Prompt:
Each line of the material below that holds the word "напряжение" needs to be copied.
[start]
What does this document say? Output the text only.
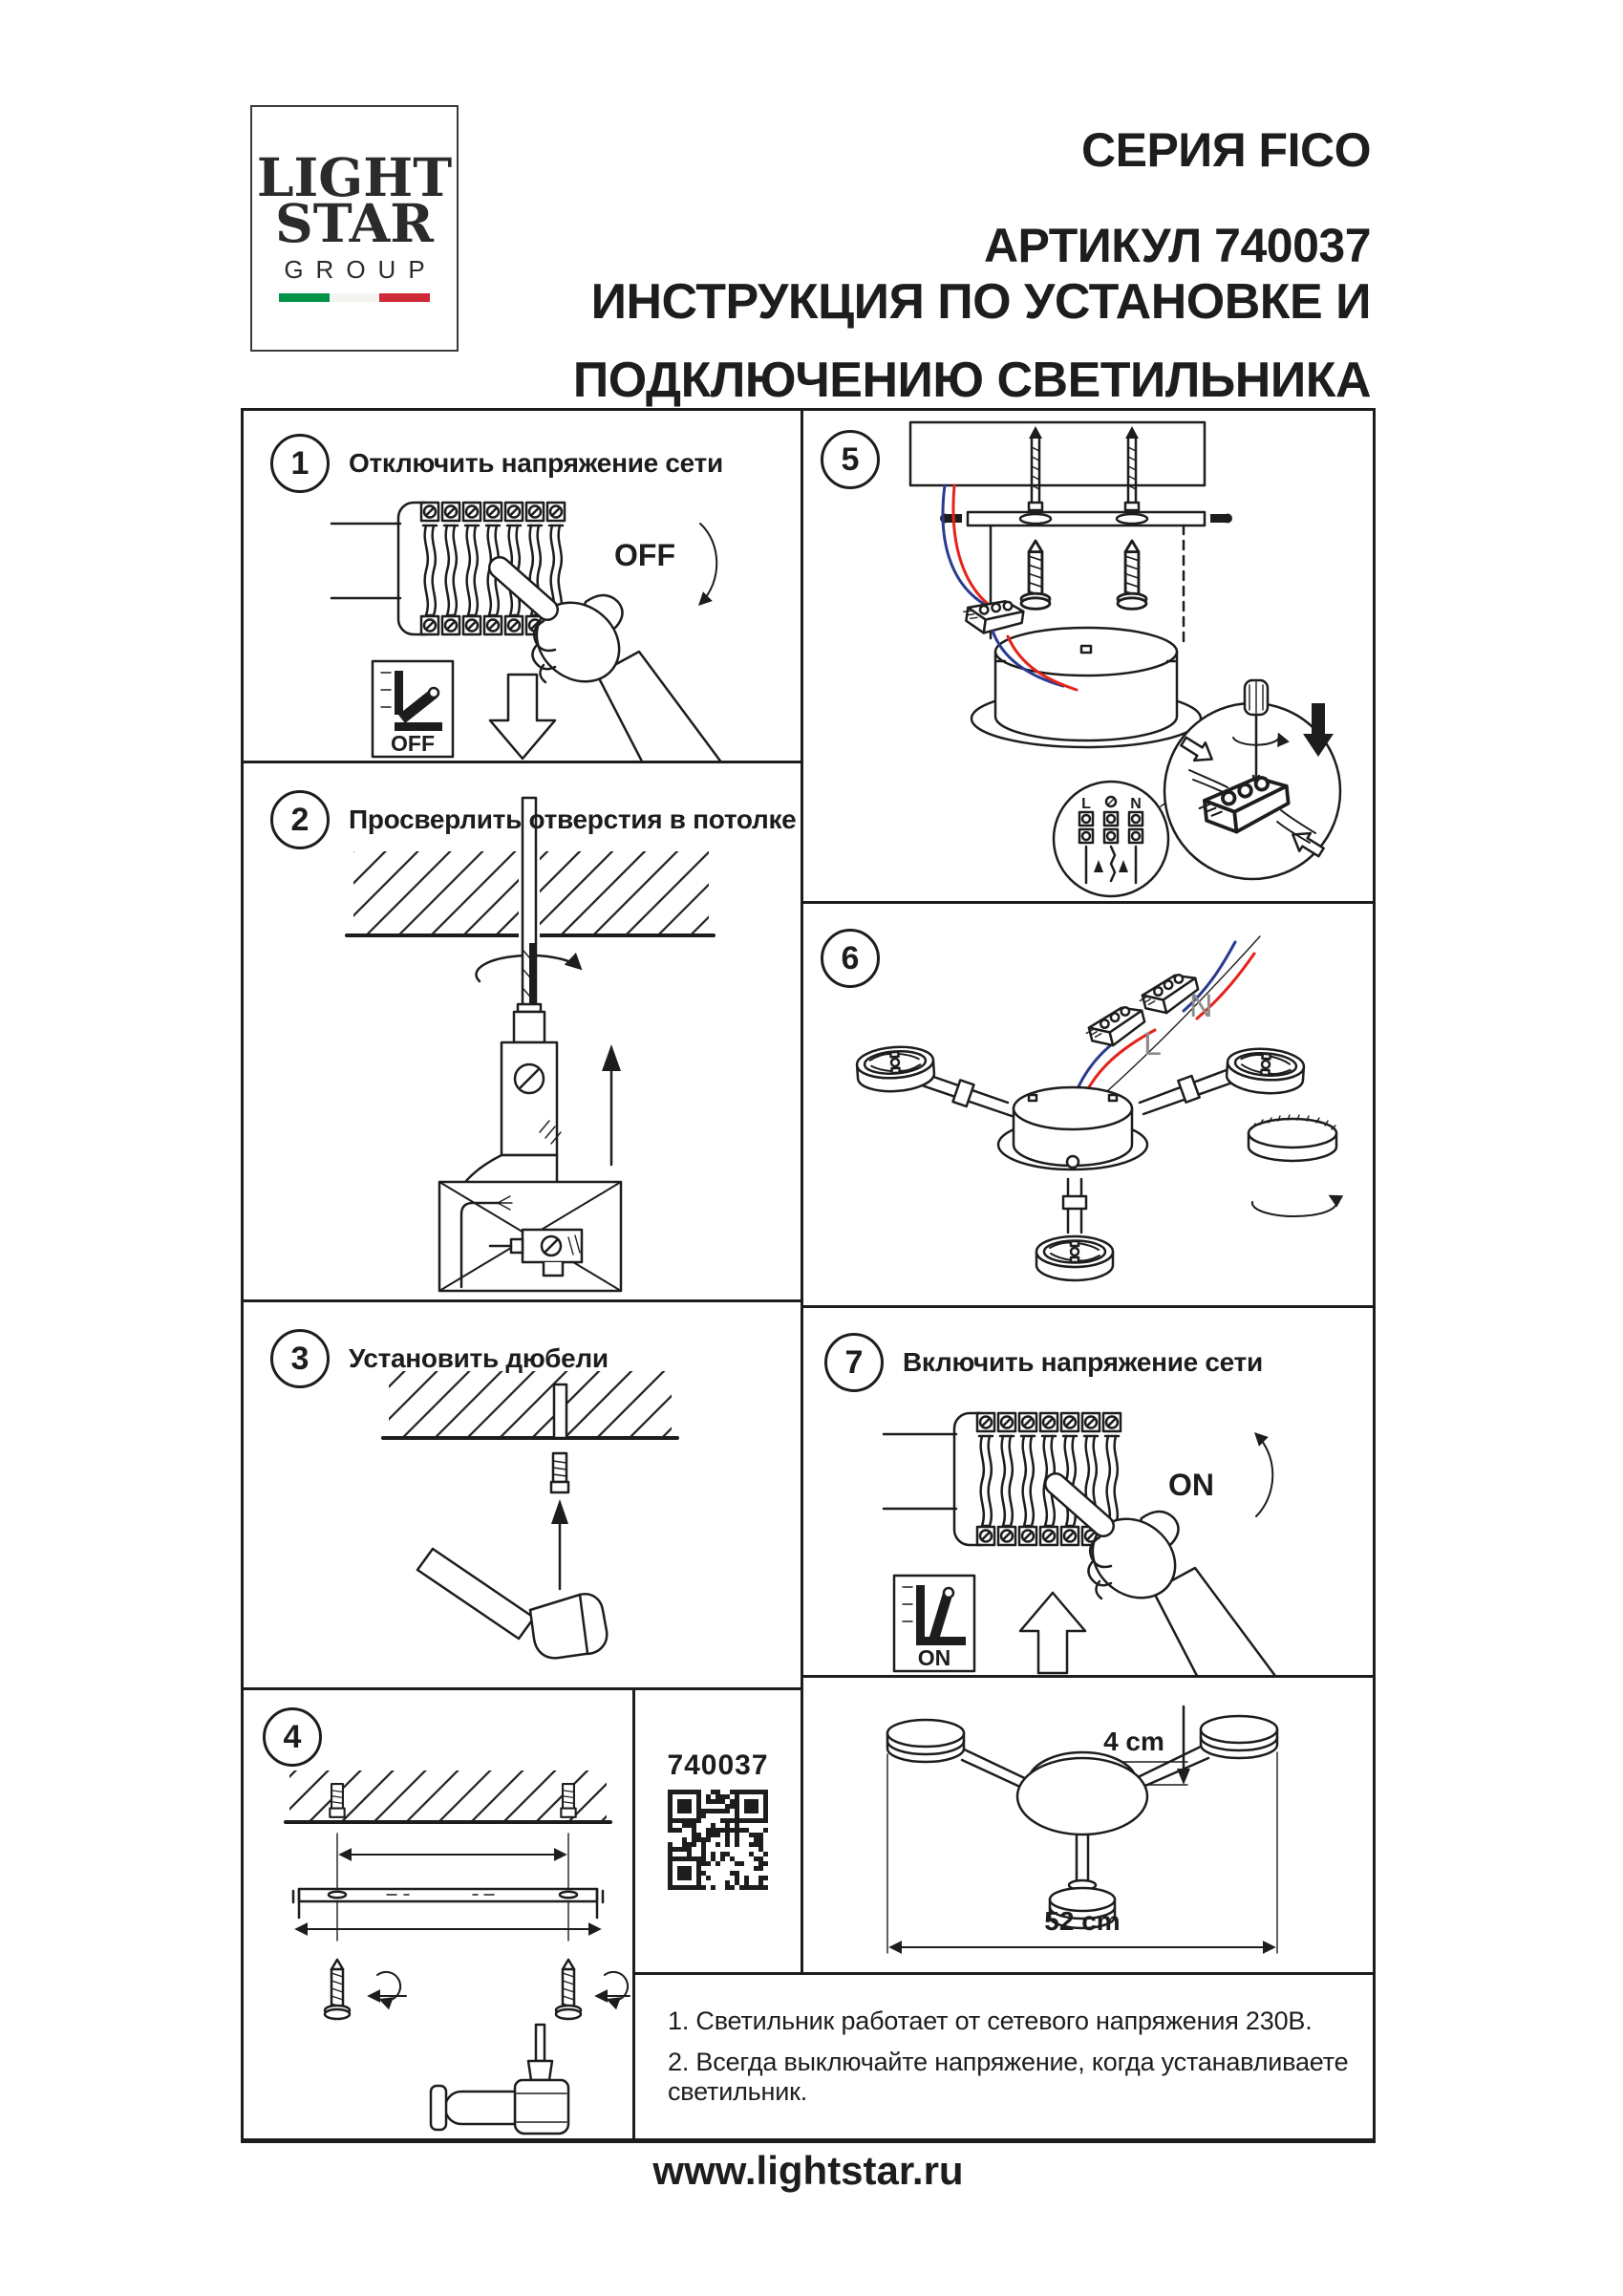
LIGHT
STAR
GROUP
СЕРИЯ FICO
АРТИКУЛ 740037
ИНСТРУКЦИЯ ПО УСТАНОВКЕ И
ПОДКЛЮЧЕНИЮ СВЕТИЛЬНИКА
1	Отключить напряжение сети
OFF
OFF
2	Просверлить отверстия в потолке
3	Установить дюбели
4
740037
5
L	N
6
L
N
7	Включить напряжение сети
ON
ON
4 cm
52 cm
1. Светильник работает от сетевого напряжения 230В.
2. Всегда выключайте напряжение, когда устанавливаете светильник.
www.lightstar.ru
[end]
The solution:
1	Отключить напряжение сети
7	Включить напряжение сети
2. Всегда выключайте напряжение, когда устанавливаете светильник.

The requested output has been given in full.